» **WHAT IS EXPECTED**: Please write out the material below exactly as given.

Items from a dataset
--

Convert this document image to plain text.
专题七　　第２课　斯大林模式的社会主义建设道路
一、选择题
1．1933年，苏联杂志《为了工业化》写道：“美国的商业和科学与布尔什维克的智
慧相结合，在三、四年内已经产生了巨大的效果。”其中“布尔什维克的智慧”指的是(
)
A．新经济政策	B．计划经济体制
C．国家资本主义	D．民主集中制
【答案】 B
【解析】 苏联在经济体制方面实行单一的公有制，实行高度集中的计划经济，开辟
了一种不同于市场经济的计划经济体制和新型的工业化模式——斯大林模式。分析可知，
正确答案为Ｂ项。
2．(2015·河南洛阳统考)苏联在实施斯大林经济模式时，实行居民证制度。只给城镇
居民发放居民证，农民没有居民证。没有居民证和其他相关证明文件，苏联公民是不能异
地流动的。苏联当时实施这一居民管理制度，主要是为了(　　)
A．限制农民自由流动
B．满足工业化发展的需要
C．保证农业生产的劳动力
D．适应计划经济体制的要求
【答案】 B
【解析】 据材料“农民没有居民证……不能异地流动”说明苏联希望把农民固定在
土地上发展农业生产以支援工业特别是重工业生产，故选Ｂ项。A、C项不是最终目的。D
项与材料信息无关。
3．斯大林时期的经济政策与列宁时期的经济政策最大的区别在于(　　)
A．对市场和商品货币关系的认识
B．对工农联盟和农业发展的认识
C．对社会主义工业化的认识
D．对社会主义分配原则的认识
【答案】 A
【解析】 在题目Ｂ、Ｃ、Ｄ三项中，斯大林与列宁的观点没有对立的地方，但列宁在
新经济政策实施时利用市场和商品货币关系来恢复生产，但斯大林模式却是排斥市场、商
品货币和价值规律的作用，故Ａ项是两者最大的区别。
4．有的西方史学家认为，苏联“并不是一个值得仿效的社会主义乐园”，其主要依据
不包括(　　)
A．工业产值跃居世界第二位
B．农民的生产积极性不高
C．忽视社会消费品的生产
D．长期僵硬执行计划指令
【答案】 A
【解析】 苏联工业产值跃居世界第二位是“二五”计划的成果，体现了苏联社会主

--

» **CORRECT RESULT**:
Convert this document image to plain text.
专题七　　第２课　斯大林模式的社会主义建设道路
一、选择题
1．1933年，苏联杂志《为了工业化》写道：“美国的商业和科学与布尔什维克的智
慧相结合，在三、四年内已经产生了巨大的效果。”其中“布尔什维克的智慧”指的是(
)
A．新经济政策	B．计划经济体制
C．国家资本主义	D．民主集中制
【答案】 B
【解析】 苏联在经济体制方面实行单一的公有制，实行高度集中的计划经济，开辟
了一种不同于市场经济的计划经济体制和新型的工业化模式——斯大林模式。分析可知，
正确答案为Ｂ项。
2．(2015·河南洛阳统考)苏联在实施斯大林经济模式时，实行居民证制度。只给城镇
居民发放居民证，农民没有居民证。没有居民证和其他相关证明文件，苏联公民是不能异
地流动的。苏联当时实施这一居民管理制度，主要是为了(　　)
A．限制农民自由流动
B．满足工业化发展的需要
C．保证农业生产的劳动力
D．适应计划经济体制的要求
【答案】 B
【解析】 据材料“农民没有居民证……不能异地流动”说明苏联希望把农民固定在
土地上发展农业生产以支援工业特别是重工业生产，故选Ｂ项。A、C项不是最终目的。D
项与材料信息无关。
3．斯大林时期的经济政策与列宁时期的经济政策最大的区别在于(　　)
A．对市场和商品货币关系的认识
B．对工农联盟和农业发展的认识
C．对社会主义工业化的认识
D．对社会主义分配原则的认识
【答案】 A
【解析】 在题目Ｂ、Ｃ、Ｄ三项中，斯大林与列宁的观点没有对立的地方，但列宁在
新经济政策实施时利用市场和商品货币关系来恢复生产，但斯大林模式却是排斥市场、商
品货币和价值规律的作用，故Ａ项是两者最大的区别。
4．有的西方史学家认为，苏联“并不是一个值得仿效的社会主义乐园”，其主要依据
不包括(　　)
A．工业产值跃居世界第二位
B．农民的生产积极性不高
C．忽视社会消费品的生产
D．长期僵硬执行计划指令
【答案】 A
【解析】 苏联工业产值跃居世界第二位是“二五”计划的成果，体现了苏联社会主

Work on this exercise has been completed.